> _STATED TASK_:
Print all of the lines exactly. Any picture among them stays out.

- - - - - - -

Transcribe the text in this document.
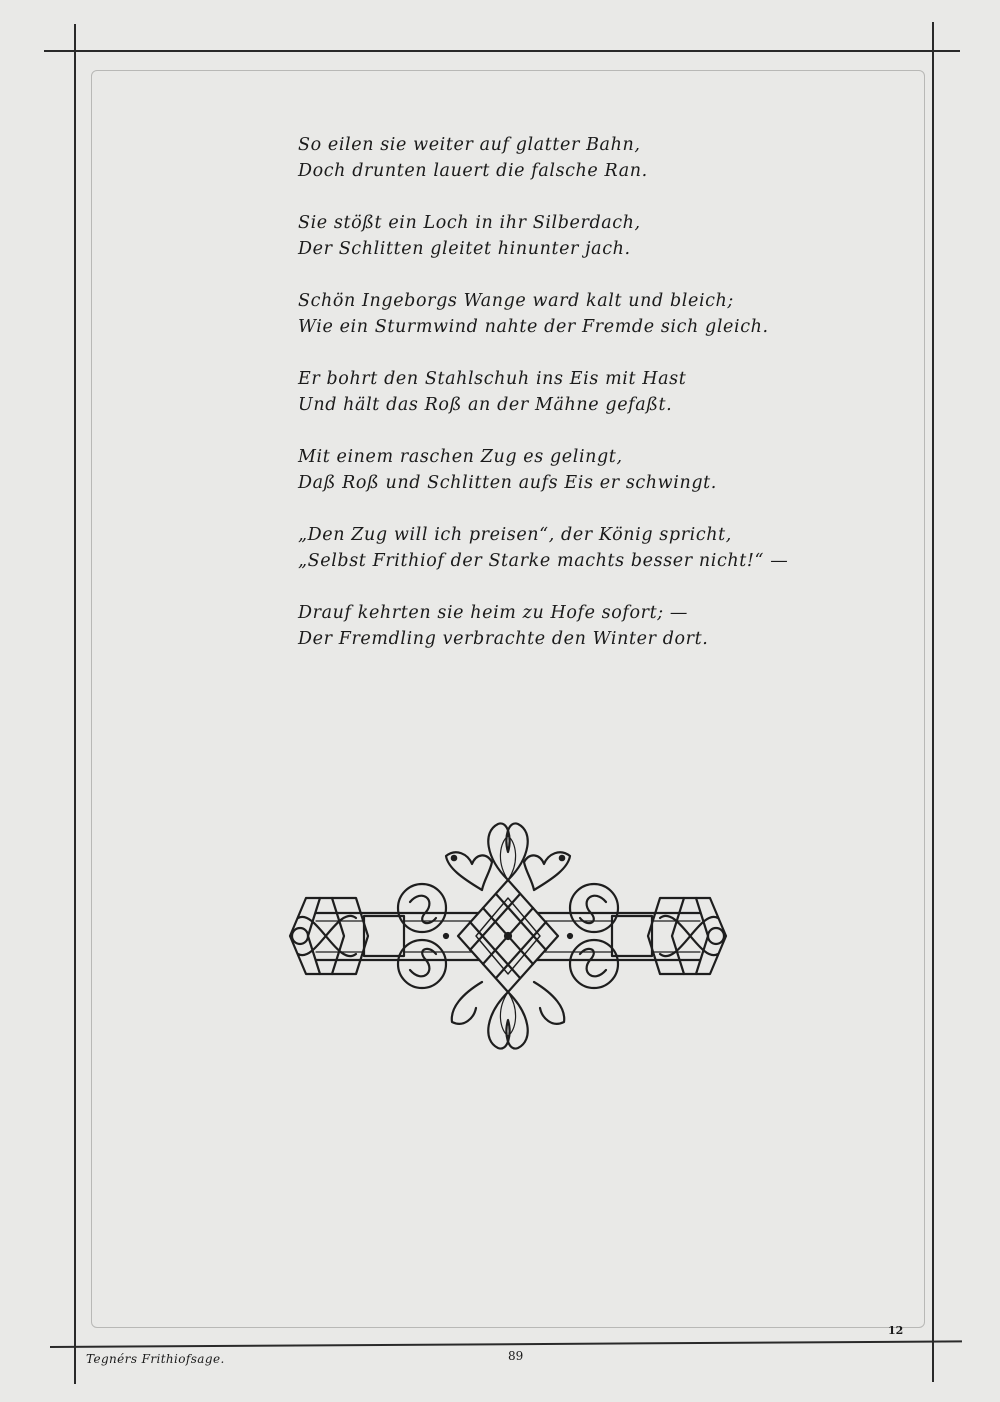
So eilen sie weiter auf glatter Bahn,
Doch drunten lauert die falsche Ran.
Sie stößt ein Loch in ihr Silberdach,
Der Schlitten gleitet hinunter jach.
Schön Ingeborgs Wange ward kalt und bleich;
Wie ein Sturmwind nahte der Fremde sich gleich.
Er bohrt den Stahlschuh ins Eis mit Hast
Und hält das Roß an der Mähne gefaßt.
Mit einem raschen Zug es gelingt,
Daß Roß und Schlitten aufs Eis er schwingt.
„Den Zug will ich preisen“, der König spricht,
„Selbst Frithiof der Starke machts besser nicht!“ —
Drauf kehrten sie heim zu Hofe sofort; —
Der Fremdling verbrachte den Winter dort.
Tegnérs Frithiofsage.	89
12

- - - - - - -

> _FINAL RESULT_:
Transcribe the text in this document.
So eilen sie weiter auf glatter Bahn,
Doch drunten lauert die falsche Ran.
Sie stößt ein Loch in ihr Silberdach,
Der Schlitten gleitet hinunter jach.
Schön Ingeborgs Wange ward kalt und bleich;
Wie ein Sturmwind nahte der Fremde sich gleich.
Er bohrt den Stahlschuh ins Eis mit Hast
Und hält das Roß an der Mähne gefaßt.
Mit einem raschen Zug es gelingt,
Daß Roß und Schlitten aufs Eis er schwingt.
„Den Zug will ich preisen“, der König spricht,
„Selbst Frithiof der Starke machts besser nicht!“ —
Drauf kehrten sie heim zu Hofe sofort; —
Der Fremdling verbrachte den Winter dort.
Tegnérs Frithiofsage.	89
12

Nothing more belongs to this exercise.